> Supplied material
□ □ □ □ □

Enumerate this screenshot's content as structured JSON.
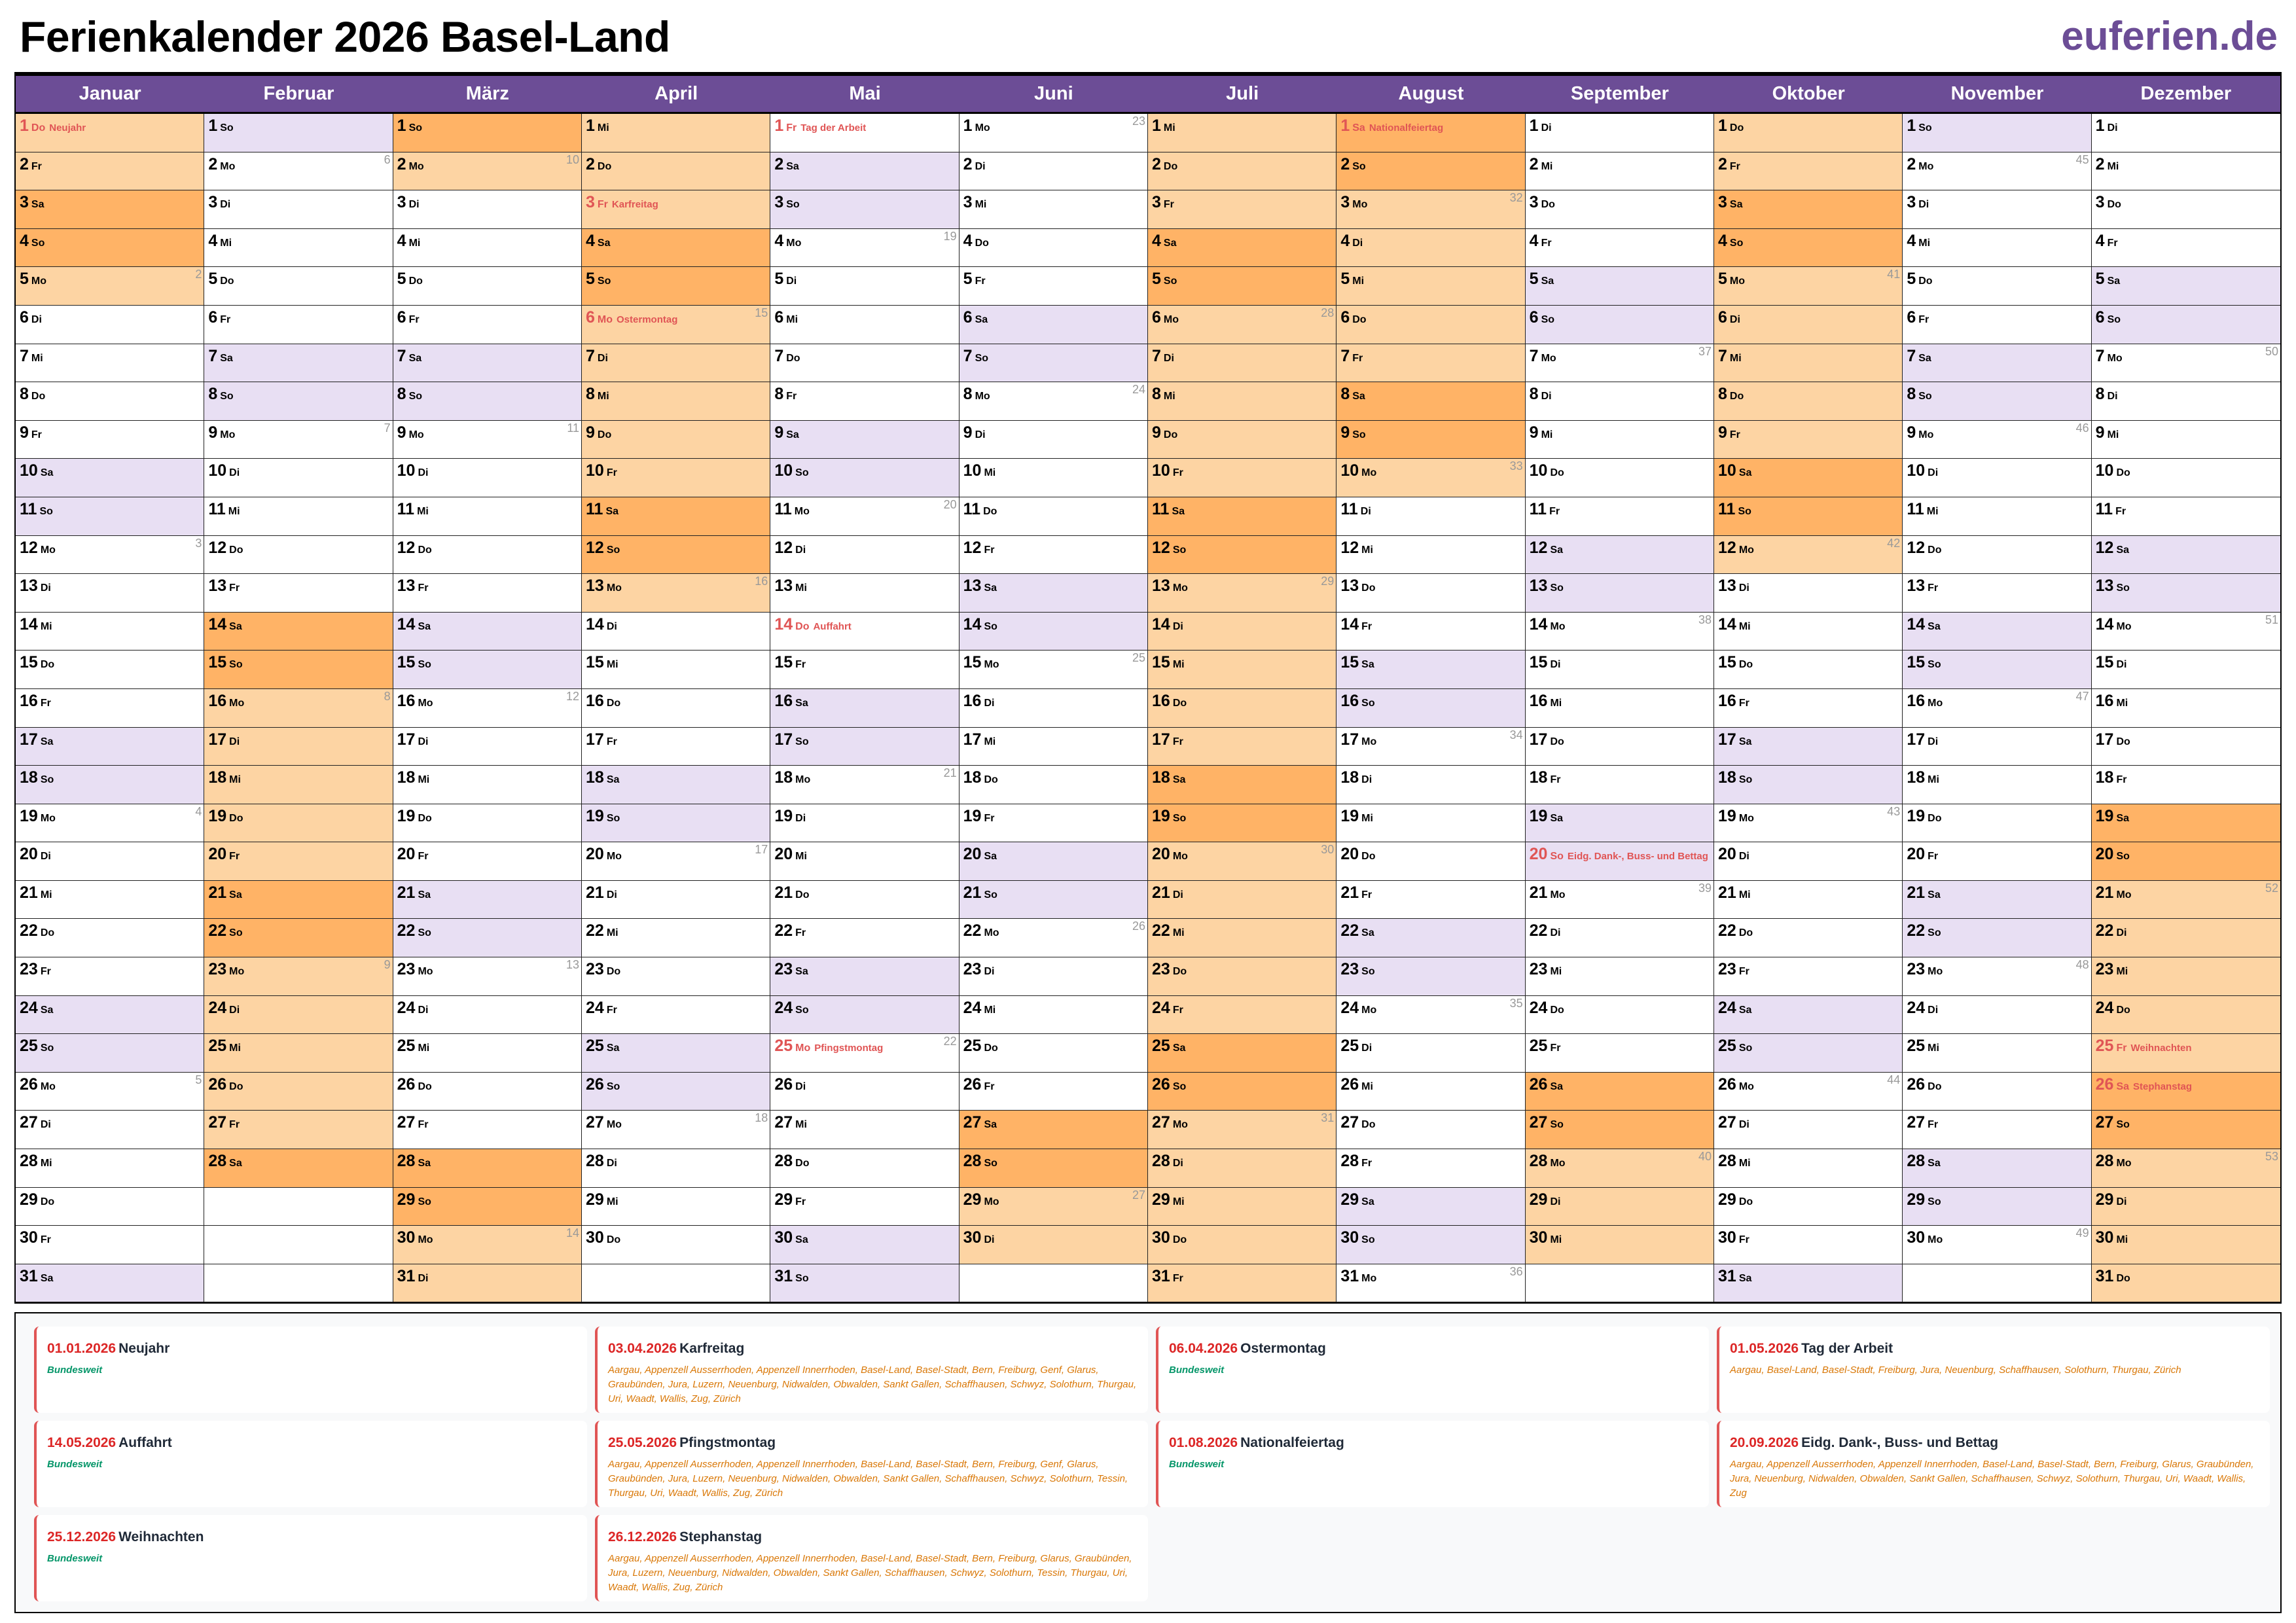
{
  "header": {
    "title": "Ferienkalender 2026 Basel-Land",
    "brand": "euferien.de"
  },
  "colors": {
    "header": "#6c4d96",
    "weekend": "#e8dff3",
    "ferien_weekday": "#fdd4a3",
    "ferien_weekend": "#ffb366",
    "holiday_text": "#e05555"
  },
  "calendar": {
    "year": 2026,
    "weekdays": [
      "Mo",
      "Di",
      "Mi",
      "Do",
      "Fr",
      "Sa",
      "So"
    ],
    "months": [
      {
        "name": "Januar",
        "days": 31,
        "ferien": [
          [
            1,
            5
          ]
        ],
        "holidays": {
          "1": "Neujahr"
        },
        "week_numbers": {
          "5": 2,
          "12": 3,
          "19": 4,
          "26": 5
        }
      },
      {
        "name": "Februar",
        "days": 28,
        "ferien": [
          [
            14,
            28
          ]
        ],
        "holidays": {},
        "week_numbers": {
          "2": 6,
          "9": 7,
          "16": 8,
          "23": 9
        }
      },
      {
        "name": "März",
        "days": 31,
        "ferien": [
          [
            1,
            2
          ],
          [
            28,
            31
          ]
        ],
        "holidays": {},
        "week_numbers": {
          "2": 10,
          "9": 11,
          "16": 12,
          "23": 13,
          "30": 14
        }
      },
      {
        "name": "April",
        "days": 30,
        "ferien": [
          [
            1,
            13
          ]
        ],
        "holidays": {
          "3": "Karfreitag",
          "6": "Ostermontag"
        },
        "week_numbers": {
          "6": 15,
          "13": 16,
          "20": 17,
          "27": 18
        }
      },
      {
        "name": "Mai",
        "days": 31,
        "ferien": [],
        "holidays": {
          "1": "Tag der Arbeit",
          "14": "Auffahrt",
          "25": "Pfingstmontag"
        },
        "week_numbers": {
          "4": 19,
          "11": 20,
          "18": 21,
          "25": 22
        }
      },
      {
        "name": "Juni",
        "days": 30,
        "ferien": [
          [
            27,
            30
          ]
        ],
        "holidays": {},
        "week_numbers": {
          "1": 23,
          "8": 24,
          "15": 25,
          "22": 26,
          "29": 27
        }
      },
      {
        "name": "Juli",
        "days": 31,
        "ferien": [
          [
            1,
            31
          ]
        ],
        "holidays": {},
        "week_numbers": {
          "6": 28,
          "13": 29,
          "20": 30,
          "27": 31
        }
      },
      {
        "name": "August",
        "days": 31,
        "ferien": [
          [
            1,
            10
          ]
        ],
        "holidays": {
          "1": "Nationalfeiertag"
        },
        "week_numbers": {
          "3": 32,
          "10": 33,
          "17": 34,
          "24": 35,
          "31": 36
        }
      },
      {
        "name": "September",
        "days": 30,
        "ferien": [
          [
            26,
            30
          ]
        ],
        "holidays": {
          "20": "Eidg. Dank-, Buss- und Bettag"
        },
        "week_numbers": {
          "7": 37,
          "14": 38,
          "21": 39,
          "28": 40
        }
      },
      {
        "name": "Oktober",
        "days": 31,
        "ferien": [
          [
            1,
            12
          ]
        ],
        "holidays": {},
        "week_numbers": {
          "5": 41,
          "12": 42,
          "19": 43,
          "26": 44
        }
      },
      {
        "name": "November",
        "days": 30,
        "ferien": [],
        "holidays": {},
        "week_numbers": {
          "2": 45,
          "9": 46,
          "16": 47,
          "23": 48,
          "30": 49
        }
      },
      {
        "name": "Dezember",
        "days": 31,
        "ferien": [
          [
            19,
            31
          ]
        ],
        "holidays": {
          "25": "Weihnachten",
          "26": "Stephanstag"
        },
        "week_numbers": {
          "7": 50,
          "14": 51,
          "21": 52,
          "28": 53
        }
      }
    ]
  },
  "legend": [
    {
      "date": "01.01.2026",
      "name": "Neujahr",
      "regions": "Bundesweit",
      "national": true
    },
    {
      "date": "03.04.2026",
      "name": "Karfreitag",
      "regions": "Aargau, Appenzell Ausserrhoden, Appenzell Innerrhoden, Basel-Land, Basel-Stadt, Bern, Freiburg, Genf, Glarus, Graubünden, Jura, Luzern, Neuenburg, Nidwalden, Obwalden, Sankt Gallen, Schaffhausen, Schwyz, Solothurn, Thurgau, Uri, Waadt, Wallis, Zug, Zürich",
      "national": false
    },
    {
      "date": "06.04.2026",
      "name": "Ostermontag",
      "regions": "Bundesweit",
      "national": true
    },
    {
      "date": "01.05.2026",
      "name": "Tag der Arbeit",
      "regions": "Aargau, Basel-Land, Basel-Stadt, Freiburg, Jura, Neuenburg, Schaffhausen, Solothurn, Thurgau, Zürich",
      "national": false
    },
    {
      "date": "14.05.2026",
      "name": "Auffahrt",
      "regions": "Bundesweit",
      "national": true
    },
    {
      "date": "25.05.2026",
      "name": "Pfingstmontag",
      "regions": "Aargau, Appenzell Ausserrhoden, Appenzell Innerrhoden, Basel-Land, Basel-Stadt, Bern, Freiburg, Genf, Glarus, Graubünden, Jura, Luzern, Neuenburg, Nidwalden, Obwalden, Sankt Gallen, Schaffhausen, Schwyz, Solothurn, Tessin, Thurgau, Uri, Waadt, Wallis, Zug, Zürich",
      "national": false
    },
    {
      "date": "01.08.2026",
      "name": "Nationalfeiertag",
      "regions": "Bundesweit",
      "national": true
    },
    {
      "date": "20.09.2026",
      "name": "Eidg. Dank-, Buss- und Bettag",
      "regions": "Aargau, Appenzell Ausserrhoden, Appenzell Innerrhoden, Basel-Land, Basel-Stadt, Bern, Freiburg, Glarus, Graubünden, Jura, Neuenburg, Nidwalden, Obwalden, Sankt Gallen, Schaffhausen, Schwyz, Solothurn, Thurgau, Uri, Waadt, Wallis, Zug",
      "national": false
    },
    {
      "date": "25.12.2026",
      "name": "Weihnachten",
      "regions": "Bundesweit",
      "national": true
    },
    {
      "date": "26.12.2026",
      "name": "Stephanstag",
      "regions": "Aargau, Appenzell Ausserrhoden, Appenzell Innerrhoden, Basel-Land, Basel-Stadt, Bern, Freiburg, Glarus, Graubünden, Jura, Luzern, Neuenburg, Nidwalden, Obwalden, Sankt Gallen, Schaffhausen, Schwyz, Solothurn, Tessin, Thurgau, Uri, Waadt, Wallis, Zug, Zürich",
      "national": false
    }
  ]
}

□ □ □ □ □

> What to do
Pick out and copy the lines of the entries that hold the string "Buss".

> Response below
          "20": "Eidg. Dank-, Buss- und Bettag"
      "name": "Eidg. Dank-, Buss- und Bettag",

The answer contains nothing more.